**EXTRACTED MATERIAL:**
——

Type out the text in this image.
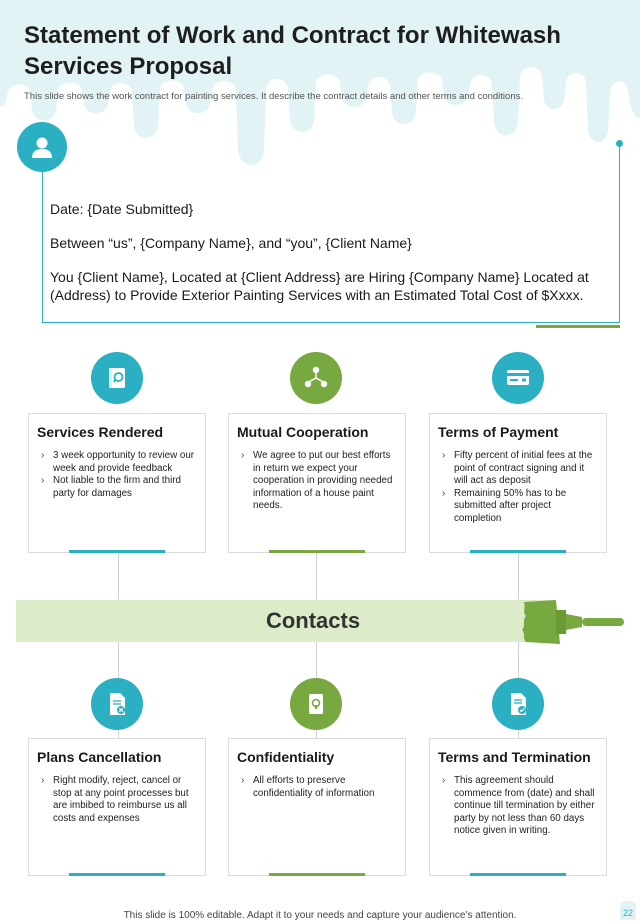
Statement of Work and Contract for Whitewash Services Proposal
This slide shows the work contract for painting services. It describe the contract details and other terms and conditions.

Date: {Date Submitted}

Between “us”, {Company Name}, and “you”, {Client Name}

You {Client Name}, Located at {Client Address} are Hiring {Company Name} Located at (Address) to Provide Exterior Painting Services with an Estimated Total Cost of $Xxxx.

Services Rendered
› 3 week opportunity to review our week and provide feedback
› Not liable to the firm and third party for damages
Mutual Cooperation
› We agree to put our best efforts in return we expect your cooperation in providing needed information of a house paint needs.
Terms of Payment
› Fifty percent of initial fees at the point of contract signing and it will act as deposit
› Remaining 50% has to be submitted after project completion
Contacts
Plans Cancellation
› Right modify, reject, cancel or stop at any point processes but are imbibed to reimburse us all costs and expenses
Confidentiality
› All efforts to preserve confidentiality of information
Terms and Termination
› This agreement should commence from (date) and shall continue till termination by either party by not less than 60 days notice given in writing.
This slide is 100% editable. Adapt it to your needs and capture your audience’s attention.	22
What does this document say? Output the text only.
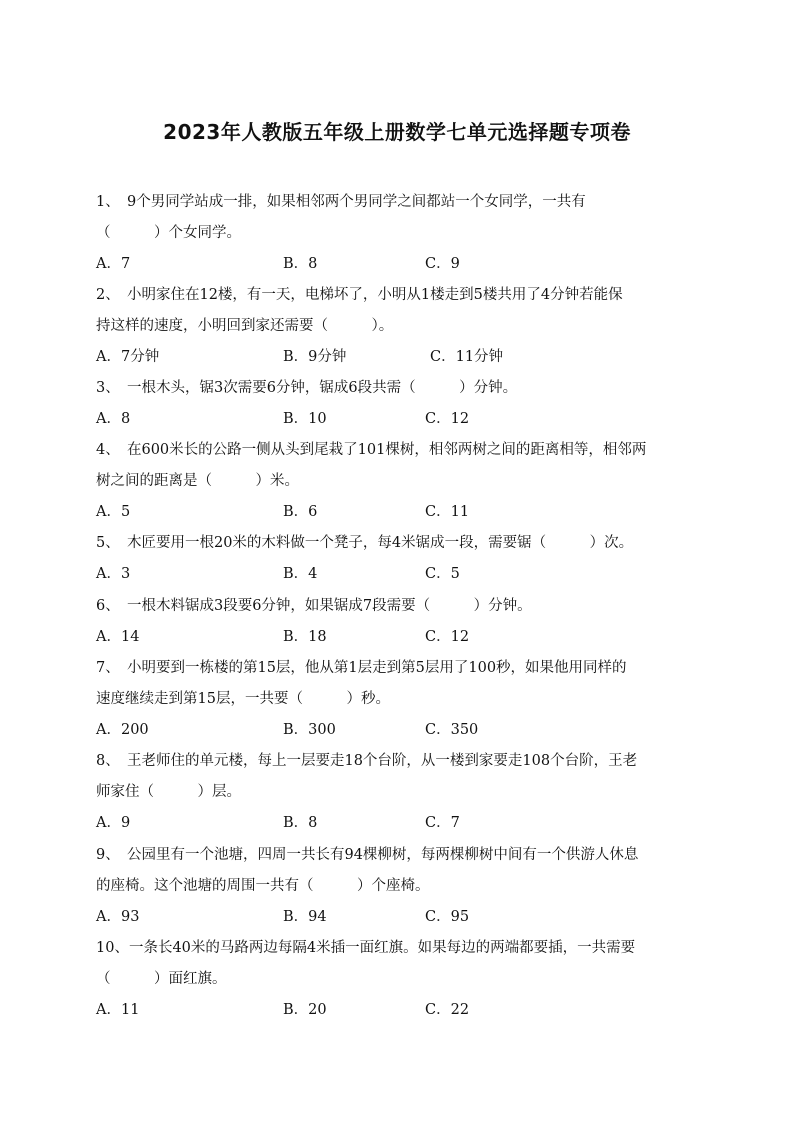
2023年人教版五年级上册数学七单元选择题专项卷
1、　9个男同学站成一排，如果相邻两个男同学之间都站一个女同学，一共有
（　　　）个女同学。
A．7	B．8	C．9
2、　小明家住在12楼，有一天，电梯坏了，小明从1楼走到5楼共用了4分钟若能保
持这样的速度，小明回到家还需要（　　　）。
A．7分钟	B．9分钟	C．11分钟
3、　一根木头，锯3次需要6分钟，锯成6段共需（　　　）分钟。
A．8	B．10	C．12
4、　在600米长的公路一侧从头到尾栽了101棵树，相邻两树之间的距离相等，相邻两
树之间的距离是（　　　）米。
A．5	B．6	C．11
5、　木匠要用一根20米的木料做一个凳子，每4米锯成一段，需要锯（　　　）次。
A．3	B．4	C．5
6、　一根木料锯成3段要6分钟，如果锯成7段需要（　　　）分钟。
A．14	B．18	C．12
7、　小明要到一栋楼的第15层，他从第1层走到第5层用了100秒，如果他用同样的
速度继续走到第15层，一共要（　　　）秒。
A．200	B．300	C．350
8、　王老师住的单元楼，每上一层要走18个台阶，从一楼到家要走108个台阶，王老
师家住（　　　）层。
A．9	B．8	C．7
9、　公园里有一个池塘，四周一共长有94棵柳树，每两棵柳树中间有一个供游人休息
的座椅。这个池塘的周围一共有（　　　）个座椅。
A．93	B．94	C．95
10、一条长40米的马路两边每隔4米插一面红旗。如果每边的两端都要插，一共需要
（　　　）面红旗。
A．11	B．20	C．22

——

**WHAT TO PRODUCE:** Say, as a bare number, how many lines in the entries above include the string "point".

**EXERCISE SOLUTION:** 2